> _EXERCISE PROMPT_
Print the passage on Henriette Mendel word for word, in full.

Henriette Mendel, Baroness von Wallersee (July 31, 1833 – November 12, 1891) was a German actress, and the mistress and, later, morganatic wife of Ludwig Wilhelm, Duke in Bavaria. By him she was the mother of Countess Marie Larisch von Moennich.

Biography
Born Auguste Henriette Mendel in Darmstadt, Hessen-Darmstadt, she was the daughter of Adam Mendel and of Anna Sophie Müller. In English she is usually known as Henrietta Mendel. The family was reportedly Jewish, but since centuries Protestants.

She was an actress at Darmstadt's Großherzoglich Hessisches Hoftheater when she and Ludwig Wilhelm, Duke in Bavaria fell in love. As a Duke in Bavaria (Herzog in Bayern), Ludwig was a high-ranking member of Bavaria's Royal House of Wittelsbach. He was a cousin of Maximilian II of Bavaria (and thus a great-cousin of the future "Mad King" Ludwig II of Bavaria). He was the brother-in-law of Emperor Franz Joseph I of Austria, to whom his younger sister Elisabeth (Sissi) was married.

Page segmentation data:
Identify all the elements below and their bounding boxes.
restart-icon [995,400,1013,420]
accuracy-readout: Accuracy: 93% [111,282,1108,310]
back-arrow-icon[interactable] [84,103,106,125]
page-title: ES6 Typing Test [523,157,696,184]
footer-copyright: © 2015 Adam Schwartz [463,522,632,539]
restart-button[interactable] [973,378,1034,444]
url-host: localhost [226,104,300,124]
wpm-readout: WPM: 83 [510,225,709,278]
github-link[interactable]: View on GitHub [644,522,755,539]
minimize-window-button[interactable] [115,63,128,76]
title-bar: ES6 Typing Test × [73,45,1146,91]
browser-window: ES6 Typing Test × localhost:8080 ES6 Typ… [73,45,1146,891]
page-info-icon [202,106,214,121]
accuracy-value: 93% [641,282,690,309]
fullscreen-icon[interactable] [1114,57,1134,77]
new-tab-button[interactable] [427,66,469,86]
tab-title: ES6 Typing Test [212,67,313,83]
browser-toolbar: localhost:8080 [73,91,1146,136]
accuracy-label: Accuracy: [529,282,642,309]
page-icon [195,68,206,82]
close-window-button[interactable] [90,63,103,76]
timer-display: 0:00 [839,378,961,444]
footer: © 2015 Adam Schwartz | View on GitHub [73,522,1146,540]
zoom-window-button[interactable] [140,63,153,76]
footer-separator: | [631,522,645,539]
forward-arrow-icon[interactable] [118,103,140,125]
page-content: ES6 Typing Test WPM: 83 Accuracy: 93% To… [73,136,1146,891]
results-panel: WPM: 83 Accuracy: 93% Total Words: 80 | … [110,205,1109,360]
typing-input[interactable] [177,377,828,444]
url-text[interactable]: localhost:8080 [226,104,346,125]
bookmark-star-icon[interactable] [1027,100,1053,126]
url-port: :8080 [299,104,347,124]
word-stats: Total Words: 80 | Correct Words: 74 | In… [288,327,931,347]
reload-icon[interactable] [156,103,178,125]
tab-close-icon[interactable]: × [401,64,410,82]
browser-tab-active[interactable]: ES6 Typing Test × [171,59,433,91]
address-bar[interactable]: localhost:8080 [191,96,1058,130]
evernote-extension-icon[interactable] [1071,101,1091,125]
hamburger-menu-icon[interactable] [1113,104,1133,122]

> _ANSWER TO THE PROBLEM_
Henriette Mendel, Baroness von Wallersee (July 31, 1833 – November 12, 1891) was a German actress, and the mistress and, later, morganatic wife of Ludwig Wilhelm, Duke in Bavaria. By him she was the mother of Countess Marie Larisch von Moennich.

Biography
Born Auguste Henriette Mendel in Darmstadt, Hessen-Darmstadt, she was the daughter of Adam Mendel and of Anna Sophie Müller. In English she is usually known as Henrietta Mendel. The family was reportedly Jewish, but since centuries Protestants.

She was an actress at Darmstadt's Großherzoglich Hessisches Hoftheater when she and Ludwig Wilhelm, Duke in Bavaria fell in love. As a Duke in Bavaria (Herzog in Bayern), Ludwig was a high-ranking member of Bavaria's Royal House of Wittelsbach. He was a cousin of Maximilian II of Bavaria (and thus a great-cousin of the future "Mad King" Ludwig II of Bavaria). He was the brother-in-law of Emperor Franz Joseph I of Austria, to whom his younger sister Elisabeth (Sissi) was married.